● **DO THIS**
Lines containing the word "Seagull" are the ones to copy from the records below.

● **INFORMATION PROVIDED**
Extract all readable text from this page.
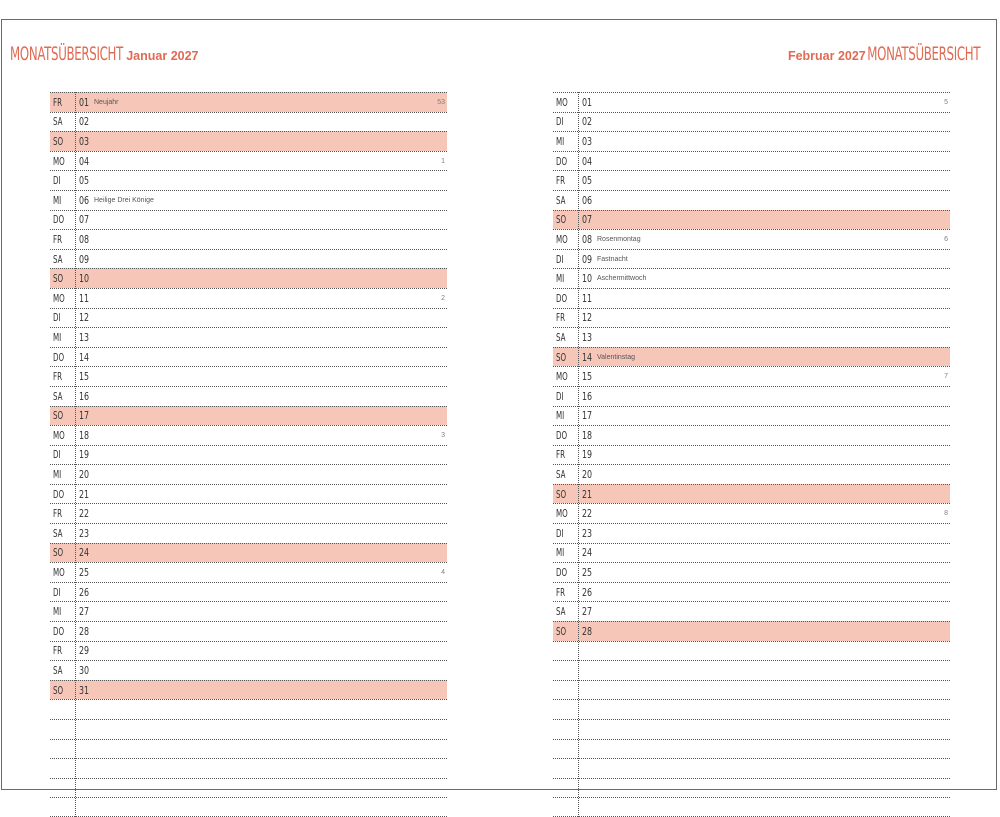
MONATSÜBERSICHT Januar 2027	Februar 2027 MONATSÜBERSICHT
FR 01 Neujahr	53
SA 02
SO 03
MO 04	1
DI 05
MI 06 Heilige Drei Könige
DO 07
FR 08
SA 09
SO 10
MO 11	2
DI 12
MI 13
DO 14
FR 15
SA 16
SO 17
MO 18	3
DI 19
MI 20
DO 21
FR 22
SA 23
SO 24
MO 25	4
DI 26
MI 27
DO 28
FR 29
SA 30
SO 31
MO 01	5
DI 02
MI 03
DO 04
FR 05
SA 06
SO 07
MO 08 Rosenmontag	6
DI 09 Fastnacht
MI 10 Aschermittwoch
DO 11
FR 12
SA 13
SO 14 Valentinstag
MO 15	7
DI 16
MI 17
DO 18
FR 19
SA 20
SO 21
MO 22	8
DI 23
MI 24
DO 25
FR 26
SA 27
SO 28
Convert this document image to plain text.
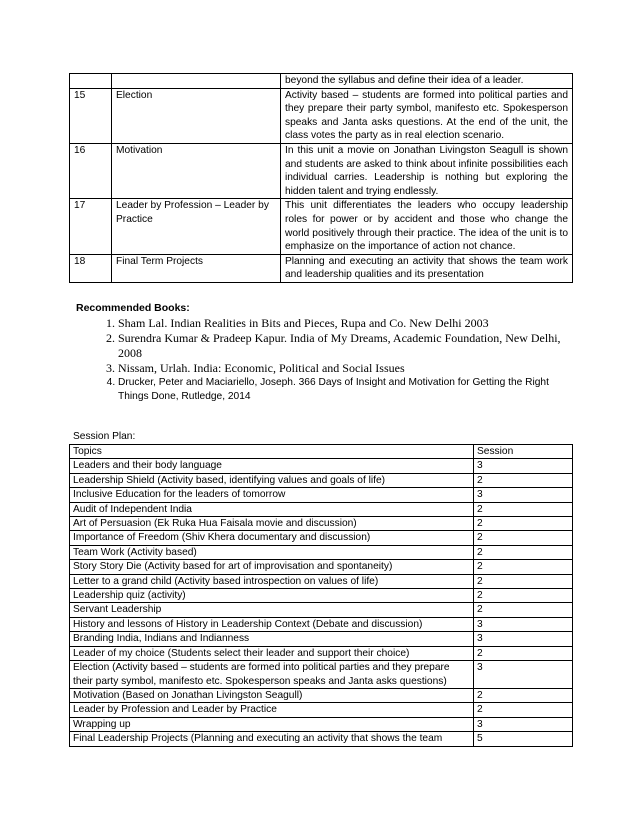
		beyond the syllabus and define their idea of a leader.
15	Election	Activity based – students are formed into political parties and they prepare their party symbol, manifesto etc. Spokesperson speaks and Janta asks questions. At the end of the unit, the class votes the party as in real election scenario.
16	Motivation	In this unit a movie on Jonathan Livingston Seagull is shown and students are asked to think about infinite possibilities each individual carries. Leadership is nothing but exploring the hidden talent and trying endlessly.
17	Leader by Profession – Leader by Practice	This unit differentiates the leaders who occupy leadership roles for power or by accident and those who change the world positively through their practice. The idea of the unit is to emphasize on the importance of action not chance.
18	Final Term Projects	Planning and executing an activity that shows the team work and leadership qualities and its presentation
Recommended Books:
1. Sham Lal. Indian Realities in Bits and Pieces, Rupa and Co. New Delhi 2003
2. Surendra Kumar & Pradeep Kapur. India of My Dreams, Academic Foundation, New Delhi, 2008
3. Nissam, Urlah. India: Economic, Political and Social Issues
4. Drucker, Peter and Maciariello, Joseph. 366 Days of Insight and Motivation for Getting the Right Things Done, Rutledge, 2014
Session Plan:
Topics	Session
Leaders and their body language	3
Leadership Shield (Activity based, identifying values and goals of life)	2
Inclusive Education for the leaders of tomorrow	3
Audit of Independent India	2
Art of Persuasion (Ek Ruka Hua Faisala movie and discussion)	2
Importance of Freedom (Shiv Khera documentary and discussion)	2
Team Work (Activity based)	2
Story Story Die (Activity based for art of improvisation and spontaneity)	2
Letter to a grand child (Activity based introspection on values of life)	2
Leadership quiz (activity)	2
Servant Leadership	2
History and lessons of History in Leadership Context (Debate and discussion)	3
Branding India, Indians and Indianness	3
Leader of my choice (Students select their leader and support their choice)	2
Election (Activity based – students are formed into political parties and they prepare their party symbol, manifesto etc. Spokesperson speaks and Janta asks questions)	3
Motivation (Based on Jonathan Livingston Seagull)	2
Leader by Profession and Leader by Practice	2
Wrapping up	3
Final Leadership Projects (Planning and executing an activity that shows the team	5
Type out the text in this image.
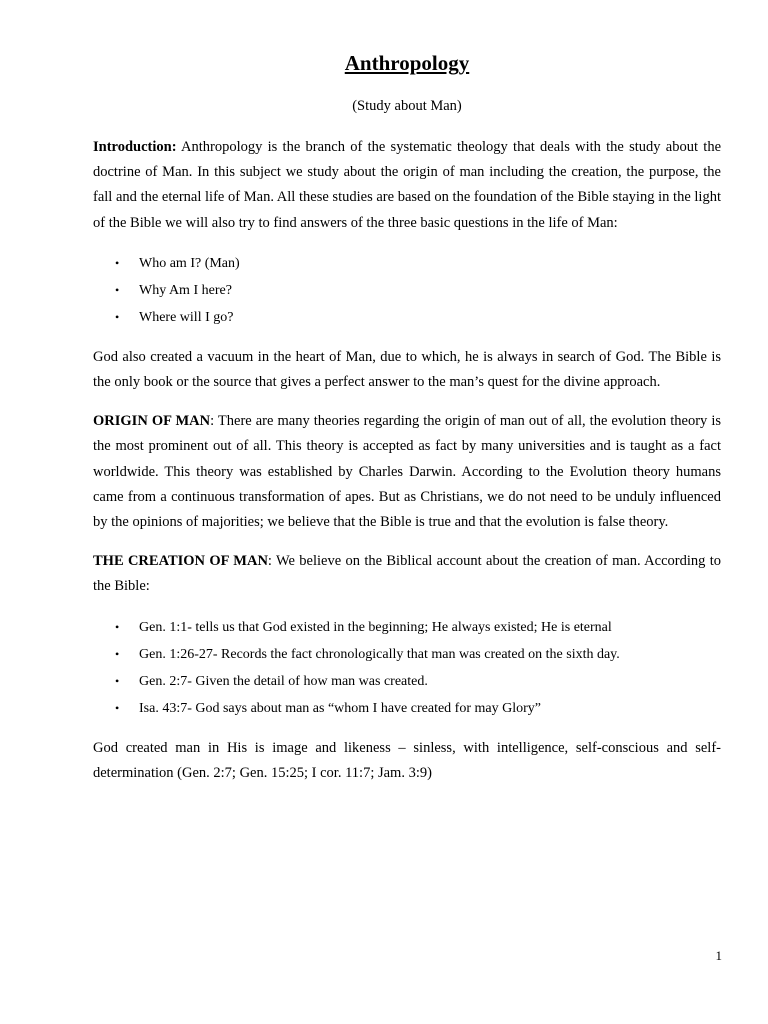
Anthropology
(Study about Man)

Introduction: Anthropology is the branch of the systematic theology that deals with the study about the doctrine of Man. In this subject we study about the origin of man including the creation, the purpose, the fall and the eternal life of Man. All these studies are based on the foundation of the Bible staying in the light of the Bible we will also try to find answers of the three basic questions in the life of Man:

• Who am I? (Man)
• Why Am I here?
• Where will I go?

God also created a vacuum in the heart of Man, due to which, he is always in search of God. The Bible is the only book or the source that gives a perfect answer to the man’s quest for the divine approach.

ORIGIN OF MAN: There are many theories regarding the origin of man out of all, the evolution theory is the most prominent out of all. This theory is accepted as fact by many universities and is taught as a fact worldwide. This theory was established by Charles Darwin. According to the Evolution theory humans came from a continuous transformation of apes. But as Christians, we do not need to be unduly influenced by the opinions of majorities; we believe that the Bible is true and that the evolution is false theory.

THE CREATION OF MAN: We believe on the Biblical account about the creation of man. According to the Bible:

• Gen. 1:1- tells us that God existed in the beginning; He always existed; He is eternal
• Gen. 1:26-27- Records the fact chronologically that man was created on the sixth day.
• Gen. 2:7- Given the detail of how man was created.
• Isa. 43:7- God says about man as “whom I have created for may Glory”

God created man in His is image and likeness – sinless, with intelligence, self-conscious and self-determination (Gen. 2:7; Gen. 15:25; I cor. 11:7; Jam. 3:9)

1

● **CORRECT RESULT**
16	Motivation	In this unit a movie on Jonathan Livingston Seagull is shown and students are asked to think about infinite possibilities each individual carries. Leadership is nothing but exploring the hidden talent and trying endlessly.
Motivation (Based on Jonathan Livingston Seagull)	2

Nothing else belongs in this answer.